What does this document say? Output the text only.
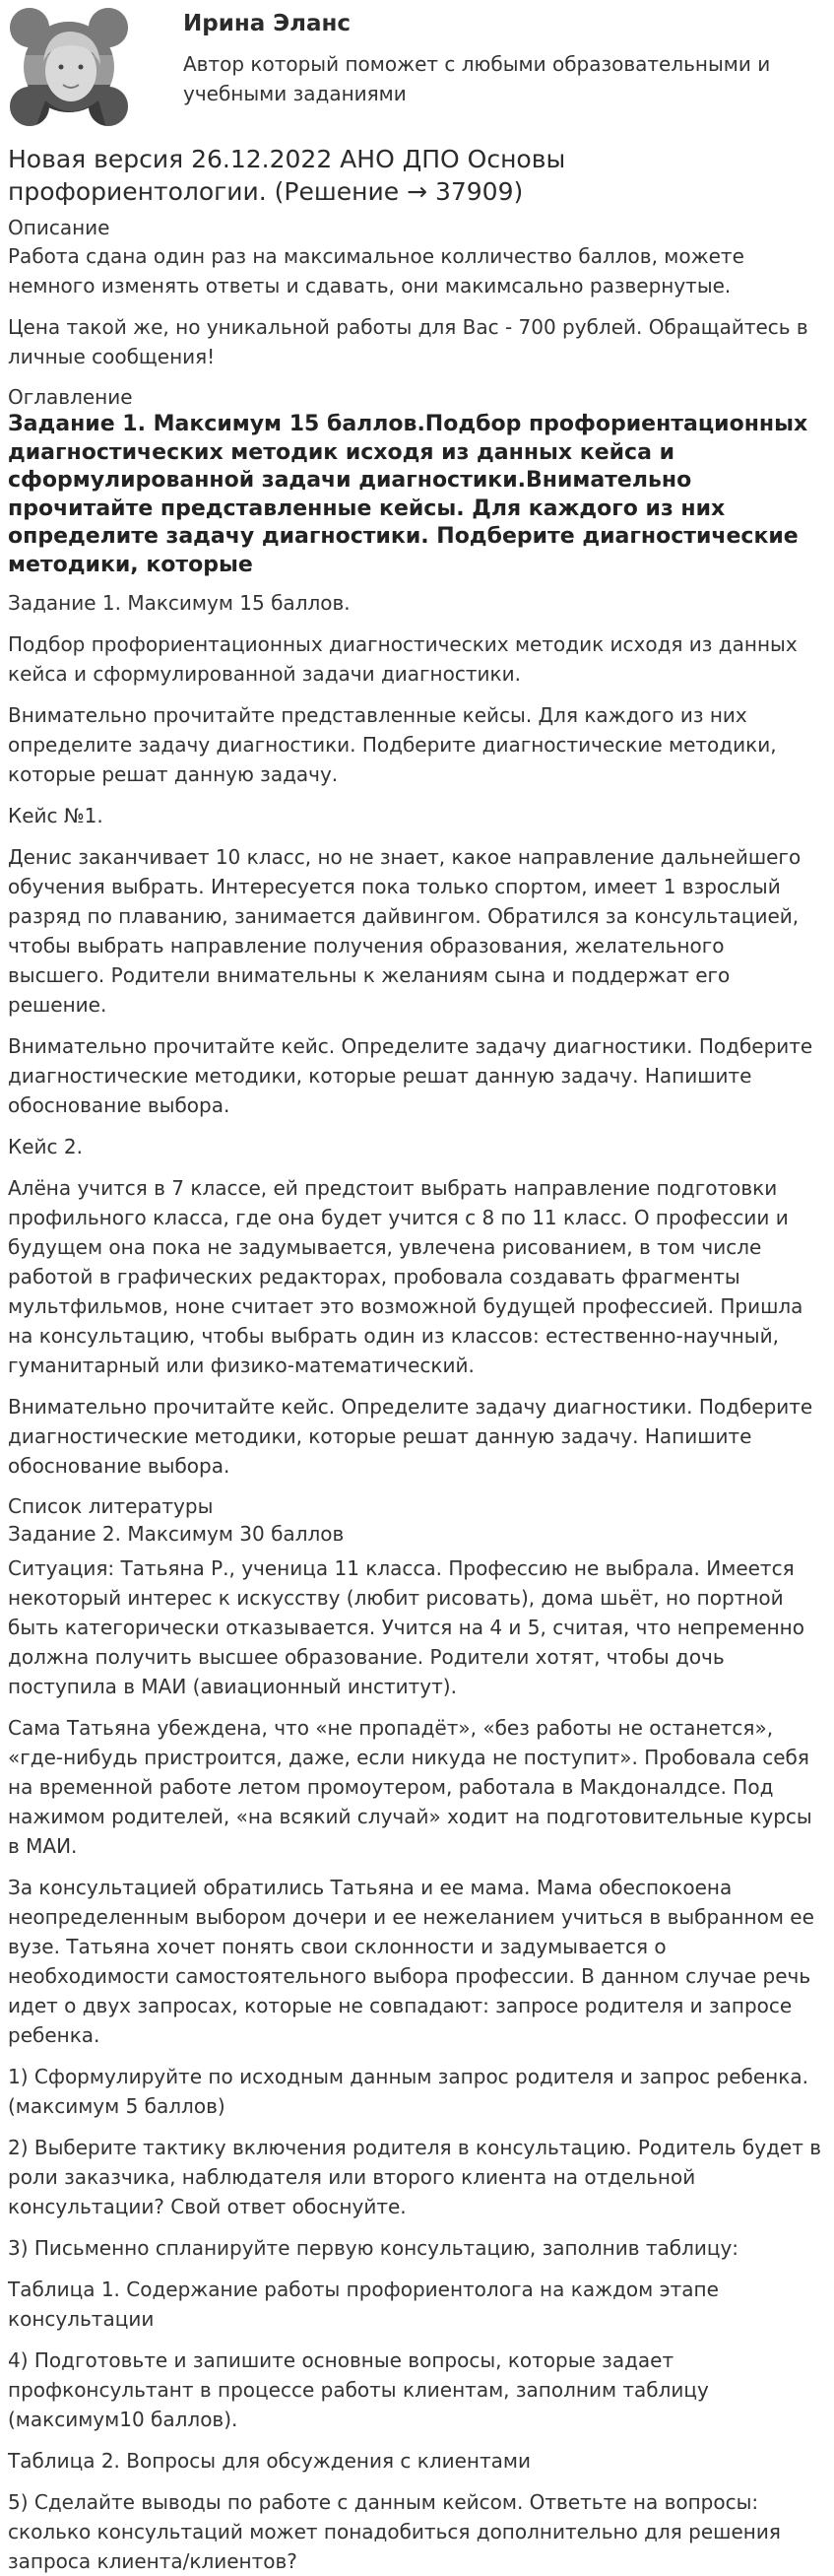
Ирина Эланс
Автор который поможет с любыми образовательными и учебными заданиями
Новая версия 26.12.2022 АНО ДПО Основы профориентологии. (Решение → 37909)
Описание

Работа сдана один раз на максимальное колличество баллов, можете немного изменять ответы и сдавать, они макимсально развернутые.

Цена такой же, но уникальной работы для Вас - 700 рублей. Обращайтесь в личные сообщения!

Оглавление
Задание 1. Максимум 15 баллов.Подбор профориентационных диагностических методик исходя из данных кейса и сформулированной задачи диагностики.Внимательно прочитайте представленные кейсы. Для каждого из них определите задачу диагностики. Подберите диагностические методики, которые

Задание 1. Максимум 15 баллов.

Подбор профориентационных диагностических методик исходя из данных кейса и сформулированной задачи диагностики.

Внимательно прочитайте представленные кейсы. Для каждого из них определите задачу диагностики. Подберите диагностические методики, которые решат данную задачу.

Кейс №1.

Денис заканчивает 10 класс, но не знает, какое направление дальнейшего обучения выбрать. Интересуется пока только спортом, имеет 1 взрослый разряд по плаванию, занимается дайвингом. Обратился за консультацией, чтобы выбрать направление получения образования, желательного высшего. Родители внимательны к желаниям сына и поддержат его решение.

Внимательно прочитайте кейс. Определите задачу диагностики. Подберите диагностические методики, которые решат данную задачу. Напишите обоснование выбора.

Кейс 2.

Алёна учится в 7 классе, ей предстоит выбрать направление подготовки профильного класса, где она будет учится с 8 по 11 класс. О профессии и будущем она пока не задумывается, увлечена рисованием, в том числе работой в графических редакторах, пробовала создавать фрагменты мультфильмов, ноне считает это возможной будущей профессией. Пришла на консультацию, чтобы выбрать один из классов: естественно-научный, гуманитарный или физико-математический.

Внимательно прочитайте кейс. Определите задачу диагностики. Подберите диагностические методики, которые решат данную задачу. Напишите обоснование выбора.

Список литературы
Задание 2. Максимум 30 баллов

Ситуация: Татьяна Р., ученица 11 класса. Профессию не выбрала. Имеется некоторый интерес к искусству (любит рисовать), дома шьёт, но портной быть категорически отказывается. Учится на 4 и 5, считая, что непременно должна получить высшее образование. Родители хотят, чтобы дочь поступила в МАИ (авиационный институт).

Сама Татьяна убеждена, что «не пропадёт», «без работы не останется», «где-нибудь пристроится, даже, если никуда не поступит». Пробовала себя на временной работе летом промоутером, работала в Макдоналдсе. Под нажимом родителей, «на всякий случай» ходит на подготовительные курсы в МАИ.

За консультацией обратились Татьяна и ее мама. Мама обеспокоена неопределенным выбором дочери и ее нежеланием учиться в выбранном ее вузе. Татьяна хочет понять свои склонности и задумывается о необходимости самостоятельного выбора профессии. В данном случае речь идет о двух запросах, которые не совпадают: запросе родителя и запросе ребенка.

1) Сформулируйте по исходным данным запрос родителя и запрос ребенка. (максимум 5 баллов)

2) Выберите тактику включения родителя в консультацию. Родитель будет в роли заказчика, наблюдателя или второго клиента на отдельной консультации? Свой ответ обоснуйте.

3) Письменно спланируйте первую консультацию, заполнив таблицу:

Таблица 1. Содержание работы профориентолога на каждом этапе консультации

4) Подготовьте и запишите основные вопросы, которые задает профконсультант в процессе работы клиентам, заполним таблицу (максимум10 баллов).

Таблица 2. Вопросы для обсуждения с клиентами

5) Сделайте выводы по работе с данным кейсом. Ответьте на вопросы: сколько консультаций может понадобиться дополнительно для решения запроса клиента/клиентов?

▬▬▬

» **Problem to solve**
Transcribe the records above verbatim. Do not carry over any picture.

» **Answer to the problem**
What does this document say? Output the text only.
Ирина Эланс
Автор который поможет с любыми образовательными и учебными заданиями
Новая версия 26.12.2022 АНО ДПО Основы профориентологии. (Решение → 37909)
Описание

Работа сдана один раз на максимальное колличество баллов, можете немного изменять ответы и сдавать, они макимсально развернутые.

Цена такой же, но уникальной работы для Вас - 700 рублей. Обращайтесь в личные сообщения!

Оглавление
Задание 1. Максимум 15 баллов.Подбор профориентационных диагностических методик исходя из данных кейса и сформулированной задачи диагностики.Внимательно прочитайте представленные кейсы. Для каждого из них определите задачу диагностики. Подберите диагностические методики, которые

Задание 1. Максимум 15 баллов.

Подбор профориентационных диагностических методик исходя из данных кейса и сформулированной задачи диагностики.

Внимательно прочитайте представленные кейсы. Для каждого из них определите задачу диагностики. Подберите диагностические методики, которые решат данную задачу.

Кейс №1.

Денис заканчивает 10 класс, но не знает, какое направление дальнейшего обучения выбрать. Интересуется пока только спортом, имеет 1 взрослый разряд по плаванию, занимается дайвингом. Обратился за консультацией, чтобы выбрать направление получения образования, желательного высшего. Родители внимательны к желаниям сына и поддержат его решение.

Внимательно прочитайте кейс. Определите задачу диагностики. Подберите диагностические методики, которые решат данную задачу. Напишите обоснование выбора.

Кейс 2.

Алёна учится в 7 классе, ей предстоит выбрать направление подготовки профильного класса, где она будет учится с 8 по 11 класс. О профессии и будущем она пока не задумывается, увлечена рисованием, в том числе работой в графических редакторах, пробовала создавать фрагменты мультфильмов, ноне считает это возможной будущей профессией. Пришла на консультацию, чтобы выбрать один из классов: естественно-научный, гуманитарный или физико-математический.

Внимательно прочитайте кейс. Определите задачу диагностики. Подберите диагностические методики, которые решат данную задачу. Напишите обоснование выбора.

Список литературы
Задание 2. Максимум 30 баллов

Ситуация: Татьяна Р., ученица 11 класса. Профессию не выбрала. Имеется некоторый интерес к искусству (любит рисовать), дома шьёт, но портной быть категорически отказывается. Учится на 4 и 5, считая, что непременно должна получить высшее образование. Родители хотят, чтобы дочь поступила в МАИ (авиационный институт).

Сама Татьяна убеждена, что «не пропадёт», «без работы не останется», «где-нибудь пристроится, даже, если никуда не поступит». Пробовала себя на временной работе летом промоутером, работала в Макдоналдсе. Под нажимом родителей, «на всякий случай» ходит на подготовительные курсы в МАИ.

За консультацией обратились Татьяна и ее мама. Мама обеспокоена неопределенным выбором дочери и ее нежеланием учиться в выбранном ее вузе. Татьяна хочет понять свои склонности и задумывается о необходимости самостоятельного выбора профессии. В данном случае речь идет о двух запросах, которые не совпадают: запросе родителя и запросе ребенка.

1) Сформулируйте по исходным данным запрос родителя и запрос ребенка. (максимум 5 баллов)

2) Выберите тактику включения родителя в консультацию. Родитель будет в роли заказчика, наблюдателя или второго клиента на отдельной консультации? Свой ответ обоснуйте.

3) Письменно спланируйте первую консультацию, заполнив таблицу:

Таблица 1. Содержание работы профориентолога на каждом этапе консультации

4) Подготовьте и запишите основные вопросы, которые задает профконсультант в процессе работы клиентам, заполним таблицу (максимум10 баллов).

Таблица 2. Вопросы для обсуждения с клиентами

5) Сделайте выводы по работе с данным кейсом. Ответьте на вопросы: сколько консультаций может понадобиться дополнительно для решения запроса клиента/клиентов?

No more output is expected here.